Stated exercise -> Rewrite the listing from its first line through the line containing "102, 1594, 140]" as a JSON list of strings, one string per line, leaving out any blank lines.

[START OF Information shown]

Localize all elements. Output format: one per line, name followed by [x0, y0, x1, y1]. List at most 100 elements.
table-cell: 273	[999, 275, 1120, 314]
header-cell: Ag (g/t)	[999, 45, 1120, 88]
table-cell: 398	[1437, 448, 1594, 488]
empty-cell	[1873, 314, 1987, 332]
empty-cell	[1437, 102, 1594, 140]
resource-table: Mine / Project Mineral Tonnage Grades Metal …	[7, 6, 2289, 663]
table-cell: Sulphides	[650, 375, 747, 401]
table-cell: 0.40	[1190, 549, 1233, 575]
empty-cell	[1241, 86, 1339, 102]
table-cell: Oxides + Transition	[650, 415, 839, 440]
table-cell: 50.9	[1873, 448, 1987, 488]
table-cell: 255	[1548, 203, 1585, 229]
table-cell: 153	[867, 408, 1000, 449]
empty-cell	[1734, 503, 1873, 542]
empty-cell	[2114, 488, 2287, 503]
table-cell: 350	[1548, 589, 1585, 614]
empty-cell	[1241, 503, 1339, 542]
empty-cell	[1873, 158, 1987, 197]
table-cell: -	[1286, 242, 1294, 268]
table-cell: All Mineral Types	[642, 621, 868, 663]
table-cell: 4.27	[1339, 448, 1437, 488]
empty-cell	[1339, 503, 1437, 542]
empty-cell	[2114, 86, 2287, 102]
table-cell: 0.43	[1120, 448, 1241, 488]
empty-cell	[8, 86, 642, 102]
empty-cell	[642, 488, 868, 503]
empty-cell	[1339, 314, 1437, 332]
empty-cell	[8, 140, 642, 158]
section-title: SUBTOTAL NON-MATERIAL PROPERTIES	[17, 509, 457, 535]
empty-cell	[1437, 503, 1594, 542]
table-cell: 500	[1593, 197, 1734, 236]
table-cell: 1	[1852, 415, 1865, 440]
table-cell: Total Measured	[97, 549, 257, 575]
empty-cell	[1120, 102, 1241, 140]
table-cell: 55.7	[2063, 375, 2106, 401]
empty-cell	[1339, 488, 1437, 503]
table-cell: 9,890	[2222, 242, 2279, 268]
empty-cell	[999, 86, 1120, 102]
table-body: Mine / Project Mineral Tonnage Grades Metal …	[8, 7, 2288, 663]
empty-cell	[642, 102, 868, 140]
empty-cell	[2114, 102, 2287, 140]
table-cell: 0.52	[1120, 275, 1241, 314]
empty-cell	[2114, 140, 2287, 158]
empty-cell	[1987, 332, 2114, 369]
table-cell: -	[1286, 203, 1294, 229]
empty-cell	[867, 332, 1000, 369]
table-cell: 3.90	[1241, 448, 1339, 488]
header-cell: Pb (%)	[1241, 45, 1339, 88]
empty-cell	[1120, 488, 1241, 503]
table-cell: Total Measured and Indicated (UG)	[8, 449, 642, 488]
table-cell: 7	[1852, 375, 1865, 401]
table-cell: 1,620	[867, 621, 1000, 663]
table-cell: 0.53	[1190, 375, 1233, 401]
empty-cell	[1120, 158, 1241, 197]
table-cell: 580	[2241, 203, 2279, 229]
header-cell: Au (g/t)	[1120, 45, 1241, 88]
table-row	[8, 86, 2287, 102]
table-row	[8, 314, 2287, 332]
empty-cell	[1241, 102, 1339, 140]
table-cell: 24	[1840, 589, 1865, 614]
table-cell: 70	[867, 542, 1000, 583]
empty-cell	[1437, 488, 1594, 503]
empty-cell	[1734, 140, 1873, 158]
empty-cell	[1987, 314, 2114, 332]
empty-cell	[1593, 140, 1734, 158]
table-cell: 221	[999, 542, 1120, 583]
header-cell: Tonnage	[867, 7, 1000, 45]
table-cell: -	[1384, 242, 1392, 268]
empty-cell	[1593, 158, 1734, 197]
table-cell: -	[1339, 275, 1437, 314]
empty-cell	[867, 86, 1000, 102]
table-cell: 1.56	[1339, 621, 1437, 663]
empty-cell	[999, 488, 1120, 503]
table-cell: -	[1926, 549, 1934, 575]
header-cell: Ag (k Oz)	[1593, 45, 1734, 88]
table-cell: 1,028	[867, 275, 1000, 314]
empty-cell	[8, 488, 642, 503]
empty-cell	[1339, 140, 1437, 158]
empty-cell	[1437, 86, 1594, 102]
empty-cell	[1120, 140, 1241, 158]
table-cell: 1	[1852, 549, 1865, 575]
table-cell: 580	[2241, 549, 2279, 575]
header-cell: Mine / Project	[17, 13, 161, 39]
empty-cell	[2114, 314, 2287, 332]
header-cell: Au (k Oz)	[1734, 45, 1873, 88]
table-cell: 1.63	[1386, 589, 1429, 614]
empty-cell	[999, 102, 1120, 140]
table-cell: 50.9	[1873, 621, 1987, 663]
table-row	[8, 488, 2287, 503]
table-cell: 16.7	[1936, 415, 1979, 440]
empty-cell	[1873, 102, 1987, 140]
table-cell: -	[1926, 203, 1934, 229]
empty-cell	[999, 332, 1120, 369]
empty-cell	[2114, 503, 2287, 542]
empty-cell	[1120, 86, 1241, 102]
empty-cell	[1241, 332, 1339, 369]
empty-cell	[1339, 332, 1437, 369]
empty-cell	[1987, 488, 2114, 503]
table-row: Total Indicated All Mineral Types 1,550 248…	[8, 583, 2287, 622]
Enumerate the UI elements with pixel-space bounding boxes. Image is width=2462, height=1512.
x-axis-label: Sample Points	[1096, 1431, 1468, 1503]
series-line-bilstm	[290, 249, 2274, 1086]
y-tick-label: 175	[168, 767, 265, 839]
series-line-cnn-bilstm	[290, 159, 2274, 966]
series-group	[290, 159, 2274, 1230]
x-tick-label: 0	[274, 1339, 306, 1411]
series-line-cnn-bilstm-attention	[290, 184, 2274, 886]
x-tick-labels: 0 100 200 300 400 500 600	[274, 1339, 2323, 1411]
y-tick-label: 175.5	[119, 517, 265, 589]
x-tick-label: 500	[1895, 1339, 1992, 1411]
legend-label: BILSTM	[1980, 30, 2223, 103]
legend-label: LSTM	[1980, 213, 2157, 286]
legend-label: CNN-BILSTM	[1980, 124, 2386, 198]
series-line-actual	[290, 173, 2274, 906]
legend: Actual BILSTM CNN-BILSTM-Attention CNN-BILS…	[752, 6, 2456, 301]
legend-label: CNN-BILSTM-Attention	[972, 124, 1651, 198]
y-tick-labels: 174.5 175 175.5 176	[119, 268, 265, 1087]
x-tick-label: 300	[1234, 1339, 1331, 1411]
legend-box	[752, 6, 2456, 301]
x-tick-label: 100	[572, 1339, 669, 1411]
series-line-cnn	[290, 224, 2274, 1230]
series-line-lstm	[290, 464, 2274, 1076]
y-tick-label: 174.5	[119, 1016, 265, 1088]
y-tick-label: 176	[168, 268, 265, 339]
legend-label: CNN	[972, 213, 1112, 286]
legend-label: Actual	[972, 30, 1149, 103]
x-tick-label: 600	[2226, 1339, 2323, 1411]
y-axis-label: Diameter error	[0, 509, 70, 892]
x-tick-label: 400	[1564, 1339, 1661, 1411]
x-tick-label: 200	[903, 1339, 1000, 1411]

[END OF Information shown]

Written solution ->
[
  "Localize all elements. Output format: one per line, name followed by [x0, y0, x1, y1]. List at most 100 elements.",
  "table-cell: 273\t[999, 275, 1120, 314]",
  "header-cell: Ag (g/t)\t[999, 45, 1120, 88]",
  "table-cell: 398\t[1437, 448, 1594, 488]",
  "empty-cell\t[1873, 314, 1987, 332]",
  "empty-cell\t[1437, 102, 1594, 140]"
]